Can you rewrite everything from the start of the material down through the line containing "formation-title: BTS Informatique", with "skill-bar" replaced by "progress-bar" and nothing else changed?

Data listing
--- --- ---

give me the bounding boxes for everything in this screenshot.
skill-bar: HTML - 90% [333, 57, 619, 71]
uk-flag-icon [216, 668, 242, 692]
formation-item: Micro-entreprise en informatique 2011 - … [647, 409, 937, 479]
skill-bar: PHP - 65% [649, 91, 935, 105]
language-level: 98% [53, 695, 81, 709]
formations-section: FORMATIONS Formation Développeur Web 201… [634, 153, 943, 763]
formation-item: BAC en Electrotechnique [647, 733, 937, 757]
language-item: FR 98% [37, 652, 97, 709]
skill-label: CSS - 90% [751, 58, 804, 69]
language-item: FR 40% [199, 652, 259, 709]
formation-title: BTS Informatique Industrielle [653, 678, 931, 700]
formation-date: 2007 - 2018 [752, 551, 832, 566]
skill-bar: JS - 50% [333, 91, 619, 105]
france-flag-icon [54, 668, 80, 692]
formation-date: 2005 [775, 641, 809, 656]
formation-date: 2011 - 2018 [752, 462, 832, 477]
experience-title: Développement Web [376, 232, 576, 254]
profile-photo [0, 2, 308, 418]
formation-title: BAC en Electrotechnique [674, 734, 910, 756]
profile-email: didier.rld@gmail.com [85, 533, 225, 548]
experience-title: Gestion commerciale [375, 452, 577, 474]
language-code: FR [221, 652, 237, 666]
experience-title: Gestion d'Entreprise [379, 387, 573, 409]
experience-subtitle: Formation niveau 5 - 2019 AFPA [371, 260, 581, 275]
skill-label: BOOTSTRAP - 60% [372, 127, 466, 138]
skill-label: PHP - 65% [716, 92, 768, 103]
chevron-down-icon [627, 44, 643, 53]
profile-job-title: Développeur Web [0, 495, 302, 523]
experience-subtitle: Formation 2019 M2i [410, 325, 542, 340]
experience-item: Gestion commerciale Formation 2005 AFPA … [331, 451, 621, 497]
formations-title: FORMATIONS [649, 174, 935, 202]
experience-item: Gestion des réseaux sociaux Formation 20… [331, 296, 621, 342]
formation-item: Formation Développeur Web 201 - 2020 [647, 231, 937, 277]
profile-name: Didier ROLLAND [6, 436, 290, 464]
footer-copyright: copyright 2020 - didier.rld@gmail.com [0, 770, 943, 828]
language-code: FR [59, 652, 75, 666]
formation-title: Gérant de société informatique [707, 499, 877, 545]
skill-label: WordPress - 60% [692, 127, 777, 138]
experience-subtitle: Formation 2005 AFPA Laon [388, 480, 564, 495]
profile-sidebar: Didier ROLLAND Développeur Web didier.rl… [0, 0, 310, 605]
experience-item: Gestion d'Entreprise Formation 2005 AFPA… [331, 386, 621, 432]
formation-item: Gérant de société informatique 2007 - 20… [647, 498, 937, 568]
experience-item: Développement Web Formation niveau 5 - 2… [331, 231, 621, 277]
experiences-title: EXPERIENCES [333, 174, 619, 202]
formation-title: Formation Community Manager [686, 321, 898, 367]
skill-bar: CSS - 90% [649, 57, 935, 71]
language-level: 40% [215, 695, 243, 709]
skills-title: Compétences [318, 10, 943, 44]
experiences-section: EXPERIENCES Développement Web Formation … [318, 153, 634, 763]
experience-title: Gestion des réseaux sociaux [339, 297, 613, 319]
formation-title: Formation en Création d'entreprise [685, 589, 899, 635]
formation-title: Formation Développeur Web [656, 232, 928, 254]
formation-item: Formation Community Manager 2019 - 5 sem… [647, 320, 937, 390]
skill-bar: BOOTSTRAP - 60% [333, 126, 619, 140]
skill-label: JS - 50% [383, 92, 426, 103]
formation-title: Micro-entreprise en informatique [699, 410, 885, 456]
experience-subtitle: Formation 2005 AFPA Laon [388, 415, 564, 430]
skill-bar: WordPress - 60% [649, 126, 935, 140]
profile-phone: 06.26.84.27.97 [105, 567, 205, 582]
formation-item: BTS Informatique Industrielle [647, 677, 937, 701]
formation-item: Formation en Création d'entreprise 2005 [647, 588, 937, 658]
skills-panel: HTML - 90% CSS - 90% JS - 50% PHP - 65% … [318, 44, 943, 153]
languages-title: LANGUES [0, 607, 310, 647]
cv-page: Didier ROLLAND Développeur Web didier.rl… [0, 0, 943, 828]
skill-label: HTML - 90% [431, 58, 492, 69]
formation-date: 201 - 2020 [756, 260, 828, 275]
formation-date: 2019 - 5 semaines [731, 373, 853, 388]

--- --- ---

Written response
give me the bounding boxes for everything in this screenshot.
progress-bar: HTML - 90% [333, 57, 619, 71]
uk-flag-icon [216, 668, 242, 692]
formation-item: Micro-entreprise en informatique 2011 - … [647, 409, 937, 479]
progress-bar: PHP - 65% [649, 91, 935, 105]
language-level: 98% [53, 695, 81, 709]
formations-section: FORMATIONS Formation Développeur Web 201… [634, 153, 943, 763]
formation-item: BAC en Electrotechnique [647, 733, 937, 757]
language-item: FR 98% [37, 652, 97, 709]
skill-label: CSS - 90% [751, 58, 804, 69]
language-item: FR 40% [199, 652, 259, 709]
formation-title: BTS Informatique Industrielle [653, 678, 931, 700]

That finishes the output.